◆ DIRECTIONS: Every line containing the word "this" needs to be found and copied.

◆ RAW DATA:
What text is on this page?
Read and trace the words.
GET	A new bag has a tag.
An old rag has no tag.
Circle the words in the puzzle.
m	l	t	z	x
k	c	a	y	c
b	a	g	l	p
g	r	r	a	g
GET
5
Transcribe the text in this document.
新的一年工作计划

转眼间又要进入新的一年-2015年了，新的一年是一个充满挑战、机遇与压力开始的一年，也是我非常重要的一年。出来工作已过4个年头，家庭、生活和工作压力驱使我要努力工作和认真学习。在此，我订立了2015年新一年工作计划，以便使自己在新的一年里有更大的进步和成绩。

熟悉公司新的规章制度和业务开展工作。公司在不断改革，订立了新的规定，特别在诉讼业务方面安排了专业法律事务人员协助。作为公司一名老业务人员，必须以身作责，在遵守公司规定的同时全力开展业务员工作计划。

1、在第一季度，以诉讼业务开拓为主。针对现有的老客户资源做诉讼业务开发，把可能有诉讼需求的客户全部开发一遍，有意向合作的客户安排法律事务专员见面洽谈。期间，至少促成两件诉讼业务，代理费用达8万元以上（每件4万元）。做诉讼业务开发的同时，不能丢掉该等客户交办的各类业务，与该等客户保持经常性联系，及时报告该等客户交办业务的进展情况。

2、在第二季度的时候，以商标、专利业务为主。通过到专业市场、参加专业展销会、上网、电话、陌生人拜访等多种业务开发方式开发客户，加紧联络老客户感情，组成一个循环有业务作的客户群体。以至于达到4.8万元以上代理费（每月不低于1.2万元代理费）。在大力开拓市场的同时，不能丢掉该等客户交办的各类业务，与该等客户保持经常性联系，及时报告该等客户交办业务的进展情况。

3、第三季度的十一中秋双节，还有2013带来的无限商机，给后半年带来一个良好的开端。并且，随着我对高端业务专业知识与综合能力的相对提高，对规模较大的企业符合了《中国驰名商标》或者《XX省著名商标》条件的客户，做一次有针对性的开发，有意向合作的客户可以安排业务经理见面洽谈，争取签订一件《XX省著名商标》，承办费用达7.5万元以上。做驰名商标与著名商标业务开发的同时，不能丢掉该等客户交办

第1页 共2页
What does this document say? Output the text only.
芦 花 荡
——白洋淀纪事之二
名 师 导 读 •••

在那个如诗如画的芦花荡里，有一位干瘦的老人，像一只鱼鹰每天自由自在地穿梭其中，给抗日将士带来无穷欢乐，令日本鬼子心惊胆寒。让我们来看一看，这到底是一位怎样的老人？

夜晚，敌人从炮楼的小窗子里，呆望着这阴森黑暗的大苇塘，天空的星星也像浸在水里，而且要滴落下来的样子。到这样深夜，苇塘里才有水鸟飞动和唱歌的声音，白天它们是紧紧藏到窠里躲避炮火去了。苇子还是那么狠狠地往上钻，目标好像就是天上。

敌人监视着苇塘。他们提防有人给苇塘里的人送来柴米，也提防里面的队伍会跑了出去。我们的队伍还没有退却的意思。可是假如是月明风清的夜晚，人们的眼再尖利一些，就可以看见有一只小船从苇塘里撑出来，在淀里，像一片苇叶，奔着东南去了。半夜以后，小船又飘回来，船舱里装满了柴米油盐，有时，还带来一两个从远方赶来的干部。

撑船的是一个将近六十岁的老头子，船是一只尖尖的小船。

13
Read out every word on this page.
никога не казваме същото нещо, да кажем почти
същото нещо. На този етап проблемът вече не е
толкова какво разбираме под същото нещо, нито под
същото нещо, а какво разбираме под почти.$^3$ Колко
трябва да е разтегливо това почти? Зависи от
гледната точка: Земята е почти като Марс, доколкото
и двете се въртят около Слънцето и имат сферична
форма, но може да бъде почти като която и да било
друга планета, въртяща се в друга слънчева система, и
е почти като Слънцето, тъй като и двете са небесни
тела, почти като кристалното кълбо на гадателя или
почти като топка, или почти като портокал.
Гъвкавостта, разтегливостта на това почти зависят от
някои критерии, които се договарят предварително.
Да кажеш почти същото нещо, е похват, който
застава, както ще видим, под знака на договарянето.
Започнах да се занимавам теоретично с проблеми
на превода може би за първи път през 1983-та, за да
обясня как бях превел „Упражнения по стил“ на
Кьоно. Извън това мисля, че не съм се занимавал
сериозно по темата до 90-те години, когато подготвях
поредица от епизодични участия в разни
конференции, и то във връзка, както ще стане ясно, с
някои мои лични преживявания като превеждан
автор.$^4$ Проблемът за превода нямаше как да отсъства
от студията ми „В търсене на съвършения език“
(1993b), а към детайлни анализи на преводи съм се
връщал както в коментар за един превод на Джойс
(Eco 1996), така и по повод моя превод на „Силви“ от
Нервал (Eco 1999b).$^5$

◆ THE COMPLETED TASK:
What text is on this page?
Transcribe the text in this document.
What does this document say? Output the text only.
Read out every word on this page.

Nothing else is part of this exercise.